▶ WHAT NEEDS TO BE DONE:
Reproduce each line bearing the word "Netherlands".

--- start of ROWS ---

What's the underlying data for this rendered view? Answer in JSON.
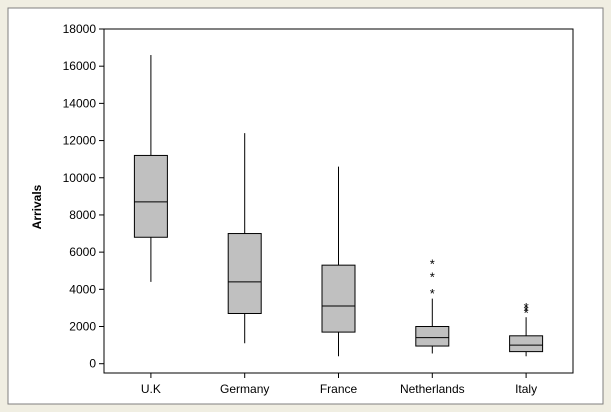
{
  "chart_data": {
    "type": "boxplot",
    "ylabel": "Arrivals",
    "xlabel": "",
    "title": "",
    "ylim": [
      -500,
      18000
    ],
    "yticks": [
      0,
      2000,
      4000,
      6000,
      8000,
      10000,
      12000,
      14000,
      16000,
      18000
    ],
    "grid": false,
    "categories": [
      "U.K",
      "Germany",
      "France",
      "Netherlands",
      "Italy"
    ],
    "boxes": [
      {
        "category": "U.K",
        "whisker_low": 4400,
        "q1": 6800,
        "median": 8700,
        "q3": 11200,
        "whisker_high": 16600,
        "outliers": []
      },
      {
        "category": "Germany",
        "whisker_low": 1100,
        "q1": 2700,
        "median": 4400,
        "q3": 7000,
        "whisker_high": 12400,
        "outliers": []
      },
      {
        "category": "France",
        "whisker_low": 400,
        "q1": 1700,
        "median": 3100,
        "q3": 5300,
        "whisker_high": 10600,
        "outliers": []
      },
      {
        "category": "Netherlands",
        "whisker_low": 550,
        "q1": 950,
        "median": 1400,
        "q3": 2000,
        "whisker_high": 3500,
        "outliers": [
          3800,
          4700,
          5400
        ]
      },
      {
        "category": "Italy",
        "whisker_low": 400,
        "q1": 650,
        "median": 1000,
        "q3": 1500,
        "whisker_high": 2500,
        "outliers": [
          2750,
          2900,
          3050
        ]
      }
    ]
  }
}
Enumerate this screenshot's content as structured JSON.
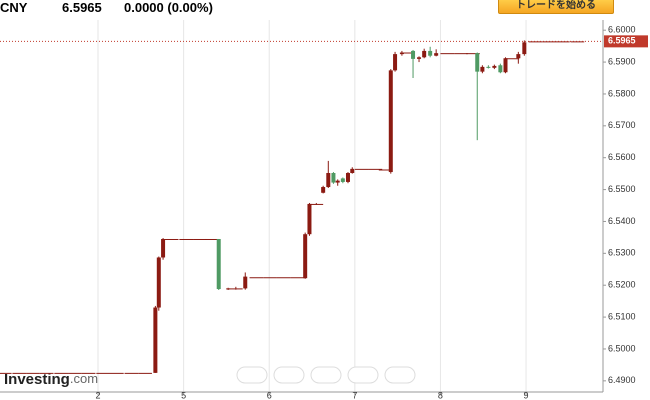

--- end of ROWS ---

▶ COMPLETED TASK:
      "Netherlands",
        "category": "Netherlands",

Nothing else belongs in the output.